## Begin

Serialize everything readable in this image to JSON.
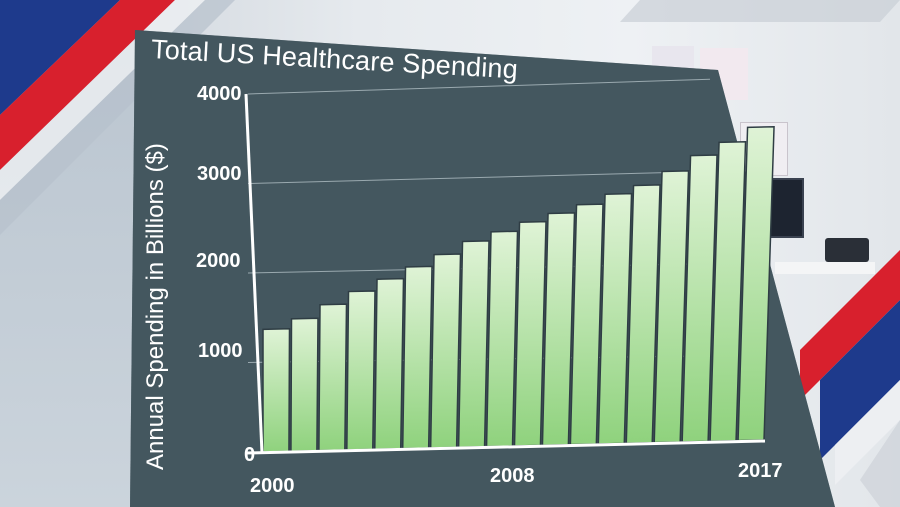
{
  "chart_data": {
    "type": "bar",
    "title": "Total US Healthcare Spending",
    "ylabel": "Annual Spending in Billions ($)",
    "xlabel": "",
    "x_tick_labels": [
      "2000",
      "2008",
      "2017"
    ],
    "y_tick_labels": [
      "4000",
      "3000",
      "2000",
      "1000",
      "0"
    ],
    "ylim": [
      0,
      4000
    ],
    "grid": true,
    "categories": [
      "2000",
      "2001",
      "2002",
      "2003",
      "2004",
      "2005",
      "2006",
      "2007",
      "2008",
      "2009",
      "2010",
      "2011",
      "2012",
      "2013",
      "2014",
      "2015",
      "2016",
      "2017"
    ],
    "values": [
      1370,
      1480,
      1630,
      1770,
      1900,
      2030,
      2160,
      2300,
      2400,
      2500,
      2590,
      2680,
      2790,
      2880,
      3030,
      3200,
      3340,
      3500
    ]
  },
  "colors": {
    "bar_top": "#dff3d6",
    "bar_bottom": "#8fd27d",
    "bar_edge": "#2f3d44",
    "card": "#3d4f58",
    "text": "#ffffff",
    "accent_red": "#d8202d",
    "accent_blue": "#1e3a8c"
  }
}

## End

Print each of the records above exactly as written, leaving no picture in the copy.

* SOLUTION BELOW
Serialize everything readable in this image to JSON.
{
  "chart_data": {
    "type": "bar",
    "title": "Total US Healthcare Spending",
    "ylabel": "Annual Spending in Billions ($)",
    "xlabel": "",
    "x_tick_labels": [
      "2000",
      "2008",
      "2017"
    ],
    "y_tick_labels": [
      "4000",
      "3000",
      "2000",
      "1000",
      "0"
    ],
    "ylim": [
      0,
      4000
    ],
    "grid": true,
    "categories": [
      "2000",
      "2001",
      "2002",
      "2003",
      "2004",
      "2005",
      "2006",
      "2007",
      "2008",
      "2009",
      "2010",
      "2011",
      "2012",
      "2013",
      "2014",
      "2015",
      "2016",
      "2017"
    ],
    "values": [
      1370,
      1480,
      1630,
      1770,
      1900,
      2030,
      2160,
      2300,
      2400,
      2500,
      2590,
      2680,
      2790,
      2880,
      3030,
      3200,
      3340,
      3500
    ]
  },
  "colors": {
    "bar_top": "#dff3d6",
    "bar_bottom": "#8fd27d",
    "bar_edge": "#2f3d44",
    "card": "#3d4f58",
    "text": "#ffffff",
    "accent_red": "#d8202d",
    "accent_blue": "#1e3a8c"
  }
}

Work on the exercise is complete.